Provided records.
□ □ □ □
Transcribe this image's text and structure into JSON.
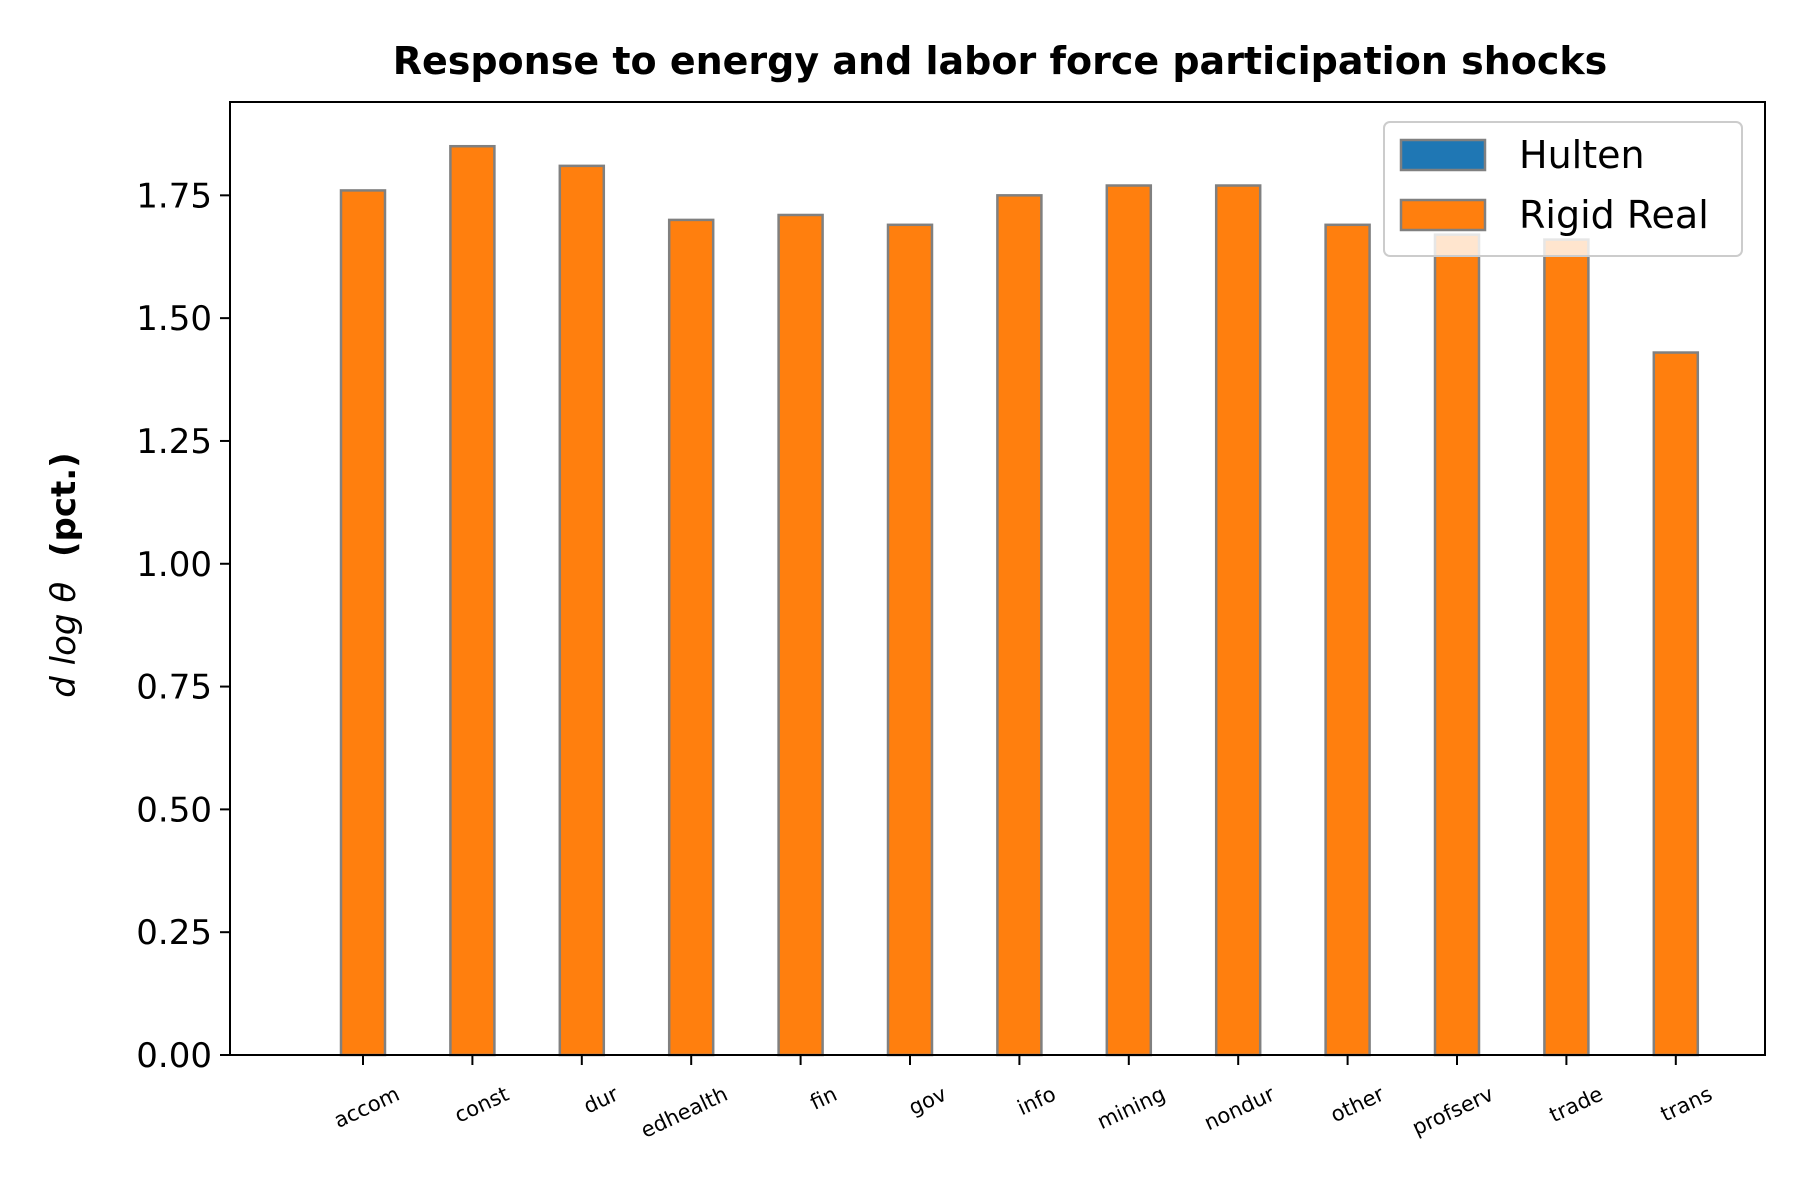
{
  "chart_data": {
    "type": "bar",
    "title": "Response to energy and labor force participation shocks",
    "ylabel": "(pct.)",
    "ylabel_math": "d log θ",
    "xlabel": "",
    "ylim": [
      0,
      1.94
    ],
    "yticks": [
      "0.00",
      "0.25",
      "0.50",
      "0.75",
      "1.00",
      "1.25",
      "1.50",
      "1.75"
    ],
    "yticks_values": [
      0,
      0.25,
      0.5,
      0.75,
      1.0,
      1.25,
      1.5,
      1.75
    ],
    "categories": [
      "accom",
      "const",
      "dur",
      "edhealth",
      "fin",
      "gov",
      "info",
      "mining",
      "nondur",
      "other",
      "profserv",
      "trade",
      "trans"
    ],
    "series": [
      {
        "name": "Hulten",
        "color": "#1f77b4",
        "values": [
          0,
          0,
          0,
          0,
          0,
          0,
          0,
          0,
          0,
          0,
          0,
          0,
          0
        ]
      },
      {
        "name": "Rigid Real",
        "color": "#ff7f0e",
        "values": [
          1.76,
          1.85,
          1.81,
          1.7,
          1.71,
          1.69,
          1.75,
          1.77,
          1.77,
          1.69,
          1.67,
          1.66,
          1.43
        ]
      }
    ],
    "legend": {
      "position": "top-right"
    },
    "grid": false,
    "bar_edge_color": "#808080"
  }
}
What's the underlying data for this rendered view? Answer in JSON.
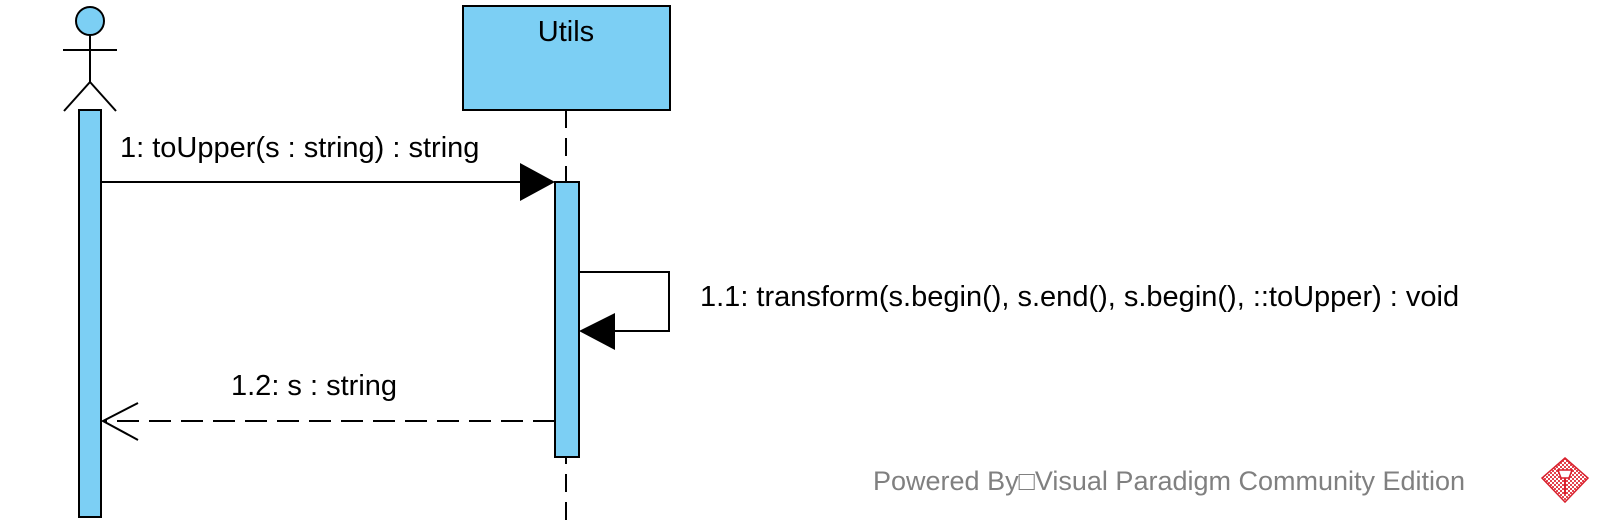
{
  "diagram": {
    "type": "sequence",
    "colors": {
      "fill": "#7ccff4",
      "stroke": "#000000",
      "text": "#000000",
      "watermark": "#808080",
      "logo": "#d9202c"
    },
    "actor": {
      "icon": "stick-figure-actor-icon",
      "name": ""
    },
    "lifelines": [
      {
        "name": "Utils"
      }
    ],
    "messages": [
      {
        "label": "1: toUpper(s : string) : string",
        "kind": "synchronous-call"
      },
      {
        "label": "1.1: transform(s.begin(), s.end(), s.begin(), ::toUpper) : void",
        "kind": "self-call"
      },
      {
        "label": "1.2: s : string",
        "kind": "return"
      }
    ],
    "watermark": {
      "text": "Powered By□Visual Paradigm Community Edition",
      "icon": "visual-paradigm-logo-icon"
    }
  }
}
□ □ □ □
Work to complete.
Check every line of the records above for the string "kind" and say how many contain it, giving the number alone.

Output for this exercise.
3